» **Provided passage**
------------------------------------------------

Why Is Super Mario Bros. 2 Missing a Level?
As a kid, I loved Super Mario Bros. 2 because it was weird. But I always wondered why it offered less overall than the original Super Mario Bros., at least as far as level structure goes. While Super Mario Bros. boasts a tidy thirty-two stages — four apportioned out over eight themed worlds — Super Mario Bros. 2 only offers twenty: three per themed world, with the seventh world randomly only offering two. That last word is Wart’s fortress in the clouds, and those levels are longer and harder than you find in the rest of the game, but it still felt like the game was shortchanging us, even back then.
The first world has three levels.
The desert world has three.
The ice world has three.
But the last world just has the two, and there’s nothing in Super Mario Bros. 2 to explain this.

------------------------------------------------

» **Dataset**
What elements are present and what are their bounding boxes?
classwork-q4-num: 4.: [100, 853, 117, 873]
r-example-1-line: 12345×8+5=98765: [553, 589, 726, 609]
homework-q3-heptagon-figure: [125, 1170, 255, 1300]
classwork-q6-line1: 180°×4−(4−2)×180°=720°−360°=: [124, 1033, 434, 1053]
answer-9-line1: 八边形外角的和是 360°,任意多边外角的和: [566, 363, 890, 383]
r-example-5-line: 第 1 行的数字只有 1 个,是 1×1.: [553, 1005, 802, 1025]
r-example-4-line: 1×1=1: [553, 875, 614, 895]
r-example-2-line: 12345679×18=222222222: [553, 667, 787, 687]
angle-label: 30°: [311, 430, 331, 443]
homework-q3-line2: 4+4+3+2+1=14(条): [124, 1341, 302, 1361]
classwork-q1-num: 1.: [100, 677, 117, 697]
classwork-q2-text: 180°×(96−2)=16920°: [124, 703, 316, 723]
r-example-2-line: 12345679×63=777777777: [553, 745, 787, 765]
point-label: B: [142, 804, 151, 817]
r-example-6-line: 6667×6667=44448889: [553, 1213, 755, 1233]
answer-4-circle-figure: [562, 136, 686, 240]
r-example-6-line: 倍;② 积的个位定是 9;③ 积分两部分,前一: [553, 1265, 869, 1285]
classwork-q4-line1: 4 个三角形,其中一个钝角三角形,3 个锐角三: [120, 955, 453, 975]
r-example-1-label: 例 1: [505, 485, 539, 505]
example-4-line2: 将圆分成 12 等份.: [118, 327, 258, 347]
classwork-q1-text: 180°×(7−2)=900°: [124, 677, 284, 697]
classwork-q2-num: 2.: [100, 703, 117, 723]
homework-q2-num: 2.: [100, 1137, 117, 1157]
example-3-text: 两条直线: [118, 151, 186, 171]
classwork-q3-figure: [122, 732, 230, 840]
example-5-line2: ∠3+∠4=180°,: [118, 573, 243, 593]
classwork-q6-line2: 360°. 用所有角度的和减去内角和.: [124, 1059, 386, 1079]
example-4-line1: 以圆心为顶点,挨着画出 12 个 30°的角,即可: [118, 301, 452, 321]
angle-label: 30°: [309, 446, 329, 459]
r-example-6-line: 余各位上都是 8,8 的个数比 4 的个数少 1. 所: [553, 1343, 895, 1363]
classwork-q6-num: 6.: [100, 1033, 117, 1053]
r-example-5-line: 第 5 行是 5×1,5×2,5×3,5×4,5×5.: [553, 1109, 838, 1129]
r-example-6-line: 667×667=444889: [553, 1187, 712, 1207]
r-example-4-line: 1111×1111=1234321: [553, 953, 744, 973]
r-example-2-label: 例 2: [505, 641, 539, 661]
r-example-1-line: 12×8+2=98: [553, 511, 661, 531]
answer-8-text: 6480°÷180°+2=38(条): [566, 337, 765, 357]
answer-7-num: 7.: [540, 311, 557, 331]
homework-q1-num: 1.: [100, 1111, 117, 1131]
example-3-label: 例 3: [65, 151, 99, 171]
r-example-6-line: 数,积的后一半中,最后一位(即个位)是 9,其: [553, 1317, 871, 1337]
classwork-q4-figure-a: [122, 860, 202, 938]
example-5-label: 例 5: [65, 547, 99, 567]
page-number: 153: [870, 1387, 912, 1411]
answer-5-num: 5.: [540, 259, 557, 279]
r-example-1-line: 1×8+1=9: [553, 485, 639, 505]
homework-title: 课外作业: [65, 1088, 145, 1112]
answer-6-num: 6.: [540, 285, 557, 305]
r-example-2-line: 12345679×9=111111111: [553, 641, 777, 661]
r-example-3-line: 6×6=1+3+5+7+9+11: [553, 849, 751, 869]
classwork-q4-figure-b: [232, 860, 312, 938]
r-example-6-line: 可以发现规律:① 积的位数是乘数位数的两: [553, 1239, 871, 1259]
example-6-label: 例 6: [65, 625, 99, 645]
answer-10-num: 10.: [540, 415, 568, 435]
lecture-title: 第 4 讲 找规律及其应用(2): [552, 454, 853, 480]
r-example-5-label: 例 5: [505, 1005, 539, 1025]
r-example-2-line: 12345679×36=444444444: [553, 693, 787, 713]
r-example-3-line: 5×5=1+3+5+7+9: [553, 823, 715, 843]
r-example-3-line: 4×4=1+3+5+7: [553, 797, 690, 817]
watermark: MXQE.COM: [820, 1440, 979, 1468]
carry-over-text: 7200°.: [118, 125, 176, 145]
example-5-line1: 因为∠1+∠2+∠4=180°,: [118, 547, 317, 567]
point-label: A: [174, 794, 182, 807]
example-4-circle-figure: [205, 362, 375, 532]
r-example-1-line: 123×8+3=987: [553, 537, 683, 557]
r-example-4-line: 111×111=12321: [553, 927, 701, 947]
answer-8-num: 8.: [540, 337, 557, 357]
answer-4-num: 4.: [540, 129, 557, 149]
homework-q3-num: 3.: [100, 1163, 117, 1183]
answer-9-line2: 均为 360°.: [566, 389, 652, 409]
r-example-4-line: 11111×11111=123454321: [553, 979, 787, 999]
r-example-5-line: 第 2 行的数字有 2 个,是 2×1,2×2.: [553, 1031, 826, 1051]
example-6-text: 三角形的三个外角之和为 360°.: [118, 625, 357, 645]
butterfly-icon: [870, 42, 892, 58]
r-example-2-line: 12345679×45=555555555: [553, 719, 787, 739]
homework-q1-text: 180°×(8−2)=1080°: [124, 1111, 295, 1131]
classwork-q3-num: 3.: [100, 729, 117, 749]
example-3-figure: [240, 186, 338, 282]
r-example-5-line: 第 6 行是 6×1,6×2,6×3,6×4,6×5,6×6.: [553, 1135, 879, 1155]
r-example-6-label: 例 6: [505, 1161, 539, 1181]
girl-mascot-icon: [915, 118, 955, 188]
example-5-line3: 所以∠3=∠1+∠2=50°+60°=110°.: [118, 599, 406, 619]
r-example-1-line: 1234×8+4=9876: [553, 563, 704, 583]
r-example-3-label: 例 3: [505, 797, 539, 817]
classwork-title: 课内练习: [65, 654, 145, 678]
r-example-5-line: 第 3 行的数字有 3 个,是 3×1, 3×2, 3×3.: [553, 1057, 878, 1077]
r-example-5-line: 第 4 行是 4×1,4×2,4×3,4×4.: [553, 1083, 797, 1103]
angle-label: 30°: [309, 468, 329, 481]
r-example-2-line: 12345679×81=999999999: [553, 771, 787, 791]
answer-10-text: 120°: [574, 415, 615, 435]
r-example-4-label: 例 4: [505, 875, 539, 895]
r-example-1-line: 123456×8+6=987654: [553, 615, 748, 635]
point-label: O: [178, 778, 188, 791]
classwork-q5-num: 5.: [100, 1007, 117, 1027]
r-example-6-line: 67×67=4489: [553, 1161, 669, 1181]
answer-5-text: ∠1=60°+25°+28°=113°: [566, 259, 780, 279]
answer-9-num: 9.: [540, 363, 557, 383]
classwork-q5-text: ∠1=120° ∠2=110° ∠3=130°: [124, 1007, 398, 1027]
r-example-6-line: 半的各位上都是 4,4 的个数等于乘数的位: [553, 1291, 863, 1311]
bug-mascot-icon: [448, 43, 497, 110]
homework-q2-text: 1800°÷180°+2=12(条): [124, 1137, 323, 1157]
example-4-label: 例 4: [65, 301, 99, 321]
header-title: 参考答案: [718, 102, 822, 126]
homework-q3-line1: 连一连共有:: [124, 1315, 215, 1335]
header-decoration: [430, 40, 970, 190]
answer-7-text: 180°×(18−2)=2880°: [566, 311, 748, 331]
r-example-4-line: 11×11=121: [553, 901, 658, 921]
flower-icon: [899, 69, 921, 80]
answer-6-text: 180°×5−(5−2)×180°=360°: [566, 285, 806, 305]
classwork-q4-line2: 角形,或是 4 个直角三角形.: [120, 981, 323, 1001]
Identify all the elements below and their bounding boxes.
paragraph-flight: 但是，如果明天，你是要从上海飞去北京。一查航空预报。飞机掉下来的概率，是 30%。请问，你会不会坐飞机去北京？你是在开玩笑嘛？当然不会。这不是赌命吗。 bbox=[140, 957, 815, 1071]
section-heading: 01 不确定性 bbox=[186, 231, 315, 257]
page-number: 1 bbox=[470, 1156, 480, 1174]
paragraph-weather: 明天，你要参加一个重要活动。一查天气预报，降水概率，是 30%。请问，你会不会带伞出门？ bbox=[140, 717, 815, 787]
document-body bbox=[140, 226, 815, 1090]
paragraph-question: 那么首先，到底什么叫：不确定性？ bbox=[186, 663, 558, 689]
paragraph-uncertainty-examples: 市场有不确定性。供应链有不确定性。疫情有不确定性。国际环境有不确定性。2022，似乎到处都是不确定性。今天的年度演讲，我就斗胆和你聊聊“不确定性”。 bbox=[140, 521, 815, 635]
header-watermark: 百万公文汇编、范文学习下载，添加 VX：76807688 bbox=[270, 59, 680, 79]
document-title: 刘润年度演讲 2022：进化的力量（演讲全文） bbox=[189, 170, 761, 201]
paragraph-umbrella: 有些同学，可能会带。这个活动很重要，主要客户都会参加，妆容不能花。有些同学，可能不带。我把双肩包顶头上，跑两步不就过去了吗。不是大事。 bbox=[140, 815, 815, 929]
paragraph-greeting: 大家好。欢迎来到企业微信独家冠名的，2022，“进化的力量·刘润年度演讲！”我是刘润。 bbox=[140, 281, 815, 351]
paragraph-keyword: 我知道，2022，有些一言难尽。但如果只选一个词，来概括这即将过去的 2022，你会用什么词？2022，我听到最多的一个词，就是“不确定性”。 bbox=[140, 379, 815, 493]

------------------------------------------------

» **Objectives**
1 > Copy the Super Mario Bros. 2 text word for word, from "Why Is Super" up to and including "has three levels.".
2 > Rewrite only the entries from the first line up to and including the line with "classwork-q2-text: 180°×(96−2)=16920°: [124, 703, 316, 723]", changing "bounding boxes" to "box coordinates" and leaving all else as it is.
The Super Mario Bros. 2 text and the entries come from unrelated sources.

» **Answers in order**
1 >
Why Is Super Mario Bros. 2 Missing a Level?
As a kid, I loved Super Mario Bros. 2 because it was weird. But I always wondered why it offered less overall than the original Super Mario Bros., at least as far as level structure goes. While Super Mario Bros. boasts a tidy thirty-two stages — four apportioned out over eight themed worlds — Super Mario Bros. 2 only offers twenty: three per themed world, with the seventh world randomly only offering two. That last word is Wart’s fortress in the clouds, and those levels are longer and harder than you find in the rest of the game, but it still felt like the game was shortchanging us, even back then.
The first world has three levels.

2 >
What elements are present and what are their box coordinates?
classwork-q4-num: 4.: [100, 853, 117, 873]
r-example-1-line: 12345×8+5=98765: [553, 589, 726, 609]
homework-q3-heptagon-figure: [125, 1170, 255, 1300]
classwork-q6-line1: 180°×4−(4−2)×180°=720°−360°=: [124, 1033, 434, 1053]
answer-9-line1: 八边形外角的和是 360°,任意多边外角的和: [566, 363, 890, 383]
r-example-5-line: 第 1 行的数字只有 1 个,是 1×1.: [553, 1005, 802, 1025]
r-example-4-line: 1×1=1: [553, 875, 614, 895]
r-example-2-line: 12345679×18=222222222: [553, 667, 787, 687]
angle-label: 30°: [311, 430, 331, 443]
homework-q3-line2: 4+4+3+2+1=14(条): [124, 1341, 302, 1361]
classwork-q1-num: 1.: [100, 677, 117, 697]
classwork-q2-text: 180°×(96−2)=16920°: [124, 703, 316, 723]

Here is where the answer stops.